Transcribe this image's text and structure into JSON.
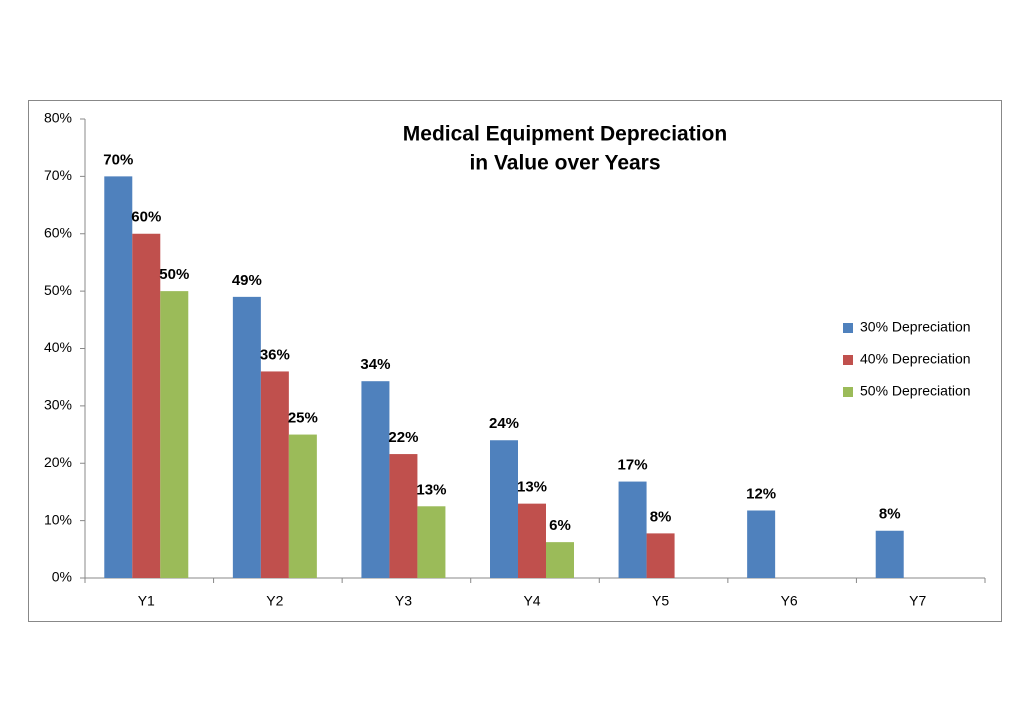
{
  "chart_data": {
    "type": "bar",
    "title": [
      "Medical Equipment Depreciation",
      "in Value over Years"
    ],
    "categories": [
      "Y1",
      "Y2",
      "Y3",
      "Y4",
      "Y5",
      "Y6",
      "Y7"
    ],
    "series": [
      {
        "name": "30% Depreciation",
        "color": "#4f81bd",
        "values": [
          70,
          49,
          34.3,
          24.01,
          16.807,
          11.765,
          8.235
        ],
        "value_labels": [
          "70%",
          "49%",
          "34%",
          "24%",
          "17%",
          "12%",
          "8%"
        ]
      },
      {
        "name": "40% Depreciation",
        "color": "#c0504d",
        "values": [
          60,
          36,
          21.6,
          12.96,
          7.776,
          null,
          null
        ],
        "value_labels": [
          "60%",
          "36%",
          "22%",
          "13%",
          "8%",
          null,
          null
        ]
      },
      {
        "name": "50% Depreciation",
        "color": "#9bbb59",
        "values": [
          50,
          25,
          12.5,
          6.25,
          null,
          null,
          null
        ],
        "value_labels": [
          "50%",
          "25%",
          "13%",
          "6%",
          null,
          null,
          null
        ]
      }
    ],
    "ylim": [
      0,
      80
    ],
    "yticks": [
      {
        "value": 0,
        "label": "0%"
      },
      {
        "value": 10,
        "label": "10%"
      },
      {
        "value": 20,
        "label": "20%"
      },
      {
        "value": 30,
        "label": "30%"
      },
      {
        "value": 40,
        "label": "40%"
      },
      {
        "value": 50,
        "label": "50%"
      },
      {
        "value": 60,
        "label": "60%"
      },
      {
        "value": 70,
        "label": "70%"
      },
      {
        "value": 80,
        "label": "80%"
      }
    ],
    "grid": false,
    "legend": "right"
  }
}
_ _ _ _ _
| WRITTEN TASK |
Quote every line of the records above exactly; no picture is to be copied.

| EXERCISE OUTPUT |
Transcribe this image's text and structure into JSON.
{
  "chart_data": {
    "type": "bar",
    "title": [
      "Medical Equipment Depreciation",
      "in Value over Years"
    ],
    "categories": [
      "Y1",
      "Y2",
      "Y3",
      "Y4",
      "Y5",
      "Y6",
      "Y7"
    ],
    "series": [
      {
        "name": "30% Depreciation",
        "color": "#4f81bd",
        "values": [
          70,
          49,
          34.3,
          24.01,
          16.807,
          11.765,
          8.235
        ],
        "value_labels": [
          "70%",
          "49%",
          "34%",
          "24%",
          "17%",
          "12%",
          "8%"
        ]
      },
      {
        "name": "40% Depreciation",
        "color": "#c0504d",
        "values": [
          60,
          36,
          21.6,
          12.96,
          7.776,
          null,
          null
        ],
        "value_labels": [
          "60%",
          "36%",
          "22%",
          "13%",
          "8%",
          null,
          null
        ]
      },
      {
        "name": "50% Depreciation",
        "color": "#9bbb59",
        "values": [
          50,
          25,
          12.5,
          6.25,
          null,
          null,
          null
        ],
        "value_labels": [
          "50%",
          "25%",
          "13%",
          "6%",
          null,
          null,
          null
        ]
      }
    ],
    "ylim": [
      0,
      80
    ],
    "yticks": [
      {
        "value": 0,
        "label": "0%"
      },
      {
        "value": 10,
        "label": "10%"
      },
      {
        "value": 20,
        "label": "20%"
      },
      {
        "value": 30,
        "label": "30%"
      },
      {
        "value": 40,
        "label": "40%"
      },
      {
        "value": 50,
        "label": "50%"
      },
      {
        "value": 60,
        "label": "60%"
      },
      {
        "value": 70,
        "label": "70%"
      },
      {
        "value": 80,
        "label": "80%"
      }
    ],
    "grid": false,
    "legend": "right"
  }
}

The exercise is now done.